Your objective – Read through the records below and copy each line that uses the word "Forms".

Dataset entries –
<<<<
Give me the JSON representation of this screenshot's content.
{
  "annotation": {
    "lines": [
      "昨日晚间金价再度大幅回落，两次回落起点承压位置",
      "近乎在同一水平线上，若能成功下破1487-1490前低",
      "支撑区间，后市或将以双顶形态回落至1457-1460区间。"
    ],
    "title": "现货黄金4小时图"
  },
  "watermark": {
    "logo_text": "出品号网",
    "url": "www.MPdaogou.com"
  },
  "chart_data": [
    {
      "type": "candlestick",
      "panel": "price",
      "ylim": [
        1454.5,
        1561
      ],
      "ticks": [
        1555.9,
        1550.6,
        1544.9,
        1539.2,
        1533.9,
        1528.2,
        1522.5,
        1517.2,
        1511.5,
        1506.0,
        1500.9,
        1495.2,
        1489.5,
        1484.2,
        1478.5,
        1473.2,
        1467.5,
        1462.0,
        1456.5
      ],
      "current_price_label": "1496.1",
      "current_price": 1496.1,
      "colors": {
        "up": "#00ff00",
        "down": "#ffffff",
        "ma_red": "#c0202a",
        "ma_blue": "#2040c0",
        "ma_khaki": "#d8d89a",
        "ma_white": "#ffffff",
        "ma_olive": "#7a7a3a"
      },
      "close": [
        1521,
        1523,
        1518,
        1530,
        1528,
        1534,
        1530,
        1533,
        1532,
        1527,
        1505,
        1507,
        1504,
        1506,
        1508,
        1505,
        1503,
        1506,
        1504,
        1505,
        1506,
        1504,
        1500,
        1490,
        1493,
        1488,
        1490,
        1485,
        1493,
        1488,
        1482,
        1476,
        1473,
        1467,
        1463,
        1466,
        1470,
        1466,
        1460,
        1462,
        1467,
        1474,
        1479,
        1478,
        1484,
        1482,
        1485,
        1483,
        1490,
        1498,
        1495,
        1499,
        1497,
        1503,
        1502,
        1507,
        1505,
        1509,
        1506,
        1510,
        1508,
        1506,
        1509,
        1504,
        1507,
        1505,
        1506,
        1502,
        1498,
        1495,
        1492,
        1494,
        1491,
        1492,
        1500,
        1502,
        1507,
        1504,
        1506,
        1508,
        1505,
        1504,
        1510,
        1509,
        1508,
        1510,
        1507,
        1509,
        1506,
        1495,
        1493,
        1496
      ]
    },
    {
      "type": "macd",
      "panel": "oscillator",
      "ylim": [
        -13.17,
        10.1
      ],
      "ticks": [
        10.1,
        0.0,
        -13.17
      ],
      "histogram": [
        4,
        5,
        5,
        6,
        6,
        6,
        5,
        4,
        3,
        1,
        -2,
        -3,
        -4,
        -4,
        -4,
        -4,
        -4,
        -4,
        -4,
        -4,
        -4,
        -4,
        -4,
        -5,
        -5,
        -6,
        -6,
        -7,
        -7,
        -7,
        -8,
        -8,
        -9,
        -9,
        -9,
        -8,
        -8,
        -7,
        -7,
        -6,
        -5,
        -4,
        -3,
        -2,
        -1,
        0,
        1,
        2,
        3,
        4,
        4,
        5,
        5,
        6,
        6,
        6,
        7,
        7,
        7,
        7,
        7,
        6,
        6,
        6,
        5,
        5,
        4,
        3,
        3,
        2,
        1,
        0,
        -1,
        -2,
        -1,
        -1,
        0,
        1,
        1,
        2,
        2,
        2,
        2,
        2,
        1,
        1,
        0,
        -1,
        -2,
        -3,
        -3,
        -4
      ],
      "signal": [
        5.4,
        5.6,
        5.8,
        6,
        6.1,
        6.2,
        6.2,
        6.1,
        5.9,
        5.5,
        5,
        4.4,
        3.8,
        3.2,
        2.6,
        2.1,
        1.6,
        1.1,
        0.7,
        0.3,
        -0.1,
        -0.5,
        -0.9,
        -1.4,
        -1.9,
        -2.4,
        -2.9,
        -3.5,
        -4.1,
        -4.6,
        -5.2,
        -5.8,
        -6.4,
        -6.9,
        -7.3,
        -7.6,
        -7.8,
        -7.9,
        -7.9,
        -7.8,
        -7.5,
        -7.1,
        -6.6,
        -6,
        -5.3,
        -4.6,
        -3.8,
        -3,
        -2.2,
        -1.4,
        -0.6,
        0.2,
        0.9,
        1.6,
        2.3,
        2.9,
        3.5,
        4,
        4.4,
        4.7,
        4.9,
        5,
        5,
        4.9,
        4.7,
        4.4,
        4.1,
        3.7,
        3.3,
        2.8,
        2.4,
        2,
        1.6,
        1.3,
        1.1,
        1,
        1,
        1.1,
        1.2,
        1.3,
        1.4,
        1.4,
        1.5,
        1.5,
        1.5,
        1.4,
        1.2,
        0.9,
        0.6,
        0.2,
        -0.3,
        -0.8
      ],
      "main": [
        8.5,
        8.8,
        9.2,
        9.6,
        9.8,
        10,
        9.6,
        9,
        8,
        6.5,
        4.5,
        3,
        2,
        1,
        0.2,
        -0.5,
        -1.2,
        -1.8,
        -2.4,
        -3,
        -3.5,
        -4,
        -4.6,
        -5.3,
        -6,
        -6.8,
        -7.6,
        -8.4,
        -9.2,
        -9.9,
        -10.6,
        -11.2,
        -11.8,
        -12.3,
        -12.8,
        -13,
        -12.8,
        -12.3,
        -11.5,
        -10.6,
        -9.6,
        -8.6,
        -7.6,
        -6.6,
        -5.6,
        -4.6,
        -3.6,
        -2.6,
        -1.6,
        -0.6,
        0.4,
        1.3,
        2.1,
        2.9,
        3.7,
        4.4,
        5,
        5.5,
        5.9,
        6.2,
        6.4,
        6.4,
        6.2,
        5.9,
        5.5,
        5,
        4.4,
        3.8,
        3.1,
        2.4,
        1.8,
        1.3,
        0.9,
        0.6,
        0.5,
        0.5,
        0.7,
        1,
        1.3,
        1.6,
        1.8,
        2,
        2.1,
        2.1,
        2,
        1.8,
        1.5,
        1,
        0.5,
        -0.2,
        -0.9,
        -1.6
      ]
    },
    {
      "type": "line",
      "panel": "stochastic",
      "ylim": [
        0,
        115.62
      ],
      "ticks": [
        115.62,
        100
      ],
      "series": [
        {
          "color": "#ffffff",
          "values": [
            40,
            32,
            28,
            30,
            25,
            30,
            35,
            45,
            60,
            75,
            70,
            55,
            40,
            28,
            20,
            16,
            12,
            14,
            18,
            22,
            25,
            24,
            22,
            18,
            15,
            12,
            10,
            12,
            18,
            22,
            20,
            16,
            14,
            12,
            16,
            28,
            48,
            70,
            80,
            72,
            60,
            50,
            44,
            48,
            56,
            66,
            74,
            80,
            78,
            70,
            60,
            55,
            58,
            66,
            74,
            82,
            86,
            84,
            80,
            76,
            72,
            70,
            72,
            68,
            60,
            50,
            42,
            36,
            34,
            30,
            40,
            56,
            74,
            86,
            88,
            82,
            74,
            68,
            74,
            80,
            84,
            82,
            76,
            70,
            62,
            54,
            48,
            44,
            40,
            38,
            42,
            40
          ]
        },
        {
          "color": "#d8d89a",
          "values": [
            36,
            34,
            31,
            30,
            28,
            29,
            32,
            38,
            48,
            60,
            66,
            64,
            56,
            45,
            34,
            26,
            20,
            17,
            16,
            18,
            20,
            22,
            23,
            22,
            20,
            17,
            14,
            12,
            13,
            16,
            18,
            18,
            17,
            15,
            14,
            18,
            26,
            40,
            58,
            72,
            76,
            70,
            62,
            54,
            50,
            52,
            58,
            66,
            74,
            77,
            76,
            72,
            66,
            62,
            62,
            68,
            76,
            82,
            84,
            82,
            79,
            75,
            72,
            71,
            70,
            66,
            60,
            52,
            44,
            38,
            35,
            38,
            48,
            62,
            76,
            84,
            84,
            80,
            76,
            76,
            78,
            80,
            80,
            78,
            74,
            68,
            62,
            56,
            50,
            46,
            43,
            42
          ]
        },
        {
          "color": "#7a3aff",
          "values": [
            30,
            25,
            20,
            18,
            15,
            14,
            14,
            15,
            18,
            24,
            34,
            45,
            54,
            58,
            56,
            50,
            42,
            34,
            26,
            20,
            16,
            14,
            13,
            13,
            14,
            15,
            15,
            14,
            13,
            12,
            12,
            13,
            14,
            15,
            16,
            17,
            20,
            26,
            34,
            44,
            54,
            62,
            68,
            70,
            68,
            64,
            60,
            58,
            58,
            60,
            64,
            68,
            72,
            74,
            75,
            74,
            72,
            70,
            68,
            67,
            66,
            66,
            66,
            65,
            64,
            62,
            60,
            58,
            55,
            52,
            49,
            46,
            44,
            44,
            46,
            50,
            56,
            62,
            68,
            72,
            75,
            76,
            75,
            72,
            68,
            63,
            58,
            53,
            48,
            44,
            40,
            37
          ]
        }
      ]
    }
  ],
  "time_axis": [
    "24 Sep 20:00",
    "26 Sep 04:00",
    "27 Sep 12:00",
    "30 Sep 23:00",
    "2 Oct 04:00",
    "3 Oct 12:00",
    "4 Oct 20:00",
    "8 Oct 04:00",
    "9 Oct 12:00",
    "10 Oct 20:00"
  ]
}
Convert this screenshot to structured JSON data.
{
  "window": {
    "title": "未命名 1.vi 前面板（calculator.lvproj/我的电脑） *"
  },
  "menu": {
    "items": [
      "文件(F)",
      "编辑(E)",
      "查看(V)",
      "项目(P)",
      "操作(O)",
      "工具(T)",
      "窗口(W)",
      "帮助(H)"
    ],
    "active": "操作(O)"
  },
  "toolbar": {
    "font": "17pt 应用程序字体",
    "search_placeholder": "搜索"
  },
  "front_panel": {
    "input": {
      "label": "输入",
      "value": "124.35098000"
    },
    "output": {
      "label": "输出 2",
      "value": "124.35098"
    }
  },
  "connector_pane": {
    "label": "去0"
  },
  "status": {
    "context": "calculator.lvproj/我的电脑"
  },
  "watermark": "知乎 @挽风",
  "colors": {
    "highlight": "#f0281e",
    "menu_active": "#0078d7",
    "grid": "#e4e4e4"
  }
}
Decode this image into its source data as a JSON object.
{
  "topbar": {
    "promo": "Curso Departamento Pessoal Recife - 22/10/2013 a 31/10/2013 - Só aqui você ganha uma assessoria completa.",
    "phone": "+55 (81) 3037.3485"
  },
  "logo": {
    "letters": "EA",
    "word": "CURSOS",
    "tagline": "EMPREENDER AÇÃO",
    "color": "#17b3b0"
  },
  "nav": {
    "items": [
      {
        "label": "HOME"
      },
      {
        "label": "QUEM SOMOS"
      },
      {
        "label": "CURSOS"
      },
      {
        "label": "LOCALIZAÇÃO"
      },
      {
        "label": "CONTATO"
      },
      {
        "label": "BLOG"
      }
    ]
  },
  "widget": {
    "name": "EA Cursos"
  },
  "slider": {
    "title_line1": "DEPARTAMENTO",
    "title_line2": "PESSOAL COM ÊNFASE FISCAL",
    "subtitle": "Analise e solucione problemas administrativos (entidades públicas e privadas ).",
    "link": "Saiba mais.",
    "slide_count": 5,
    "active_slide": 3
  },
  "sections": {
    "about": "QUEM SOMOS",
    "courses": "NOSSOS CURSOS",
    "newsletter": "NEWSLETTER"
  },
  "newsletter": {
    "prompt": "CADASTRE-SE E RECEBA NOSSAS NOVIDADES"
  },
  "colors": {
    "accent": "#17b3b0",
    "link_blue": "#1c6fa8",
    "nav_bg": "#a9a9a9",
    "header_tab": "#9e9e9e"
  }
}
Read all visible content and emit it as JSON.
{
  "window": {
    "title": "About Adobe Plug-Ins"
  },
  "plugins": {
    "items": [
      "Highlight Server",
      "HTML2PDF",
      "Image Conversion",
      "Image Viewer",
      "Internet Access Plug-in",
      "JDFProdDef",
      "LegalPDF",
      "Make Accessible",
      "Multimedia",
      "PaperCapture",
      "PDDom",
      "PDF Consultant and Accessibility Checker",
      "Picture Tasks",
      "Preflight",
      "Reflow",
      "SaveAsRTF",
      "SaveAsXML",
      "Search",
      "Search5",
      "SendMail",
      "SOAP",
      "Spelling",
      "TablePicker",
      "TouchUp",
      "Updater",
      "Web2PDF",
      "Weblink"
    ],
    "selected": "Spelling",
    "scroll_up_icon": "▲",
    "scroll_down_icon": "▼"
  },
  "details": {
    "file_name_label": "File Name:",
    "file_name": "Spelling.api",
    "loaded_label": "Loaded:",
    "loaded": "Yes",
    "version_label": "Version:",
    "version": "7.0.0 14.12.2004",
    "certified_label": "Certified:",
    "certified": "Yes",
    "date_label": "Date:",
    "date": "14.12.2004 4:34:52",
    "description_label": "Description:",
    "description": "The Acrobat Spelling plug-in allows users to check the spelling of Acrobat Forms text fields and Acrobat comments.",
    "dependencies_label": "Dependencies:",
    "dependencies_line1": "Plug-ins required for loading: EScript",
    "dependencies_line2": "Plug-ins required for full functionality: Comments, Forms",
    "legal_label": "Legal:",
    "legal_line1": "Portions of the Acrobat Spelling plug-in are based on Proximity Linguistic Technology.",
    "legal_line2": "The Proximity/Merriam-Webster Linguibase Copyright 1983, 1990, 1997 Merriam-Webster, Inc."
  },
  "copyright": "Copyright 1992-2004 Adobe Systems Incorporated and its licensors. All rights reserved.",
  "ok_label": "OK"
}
>>>>
Solution for this problem –
    "description": "The Acrobat Spelling plug-in allows users to check the spelling of Acrobat Forms text fields and Acrobat comments.",
    "dependencies_line2": "Plug-ins required for full functionality: Comments, Forms",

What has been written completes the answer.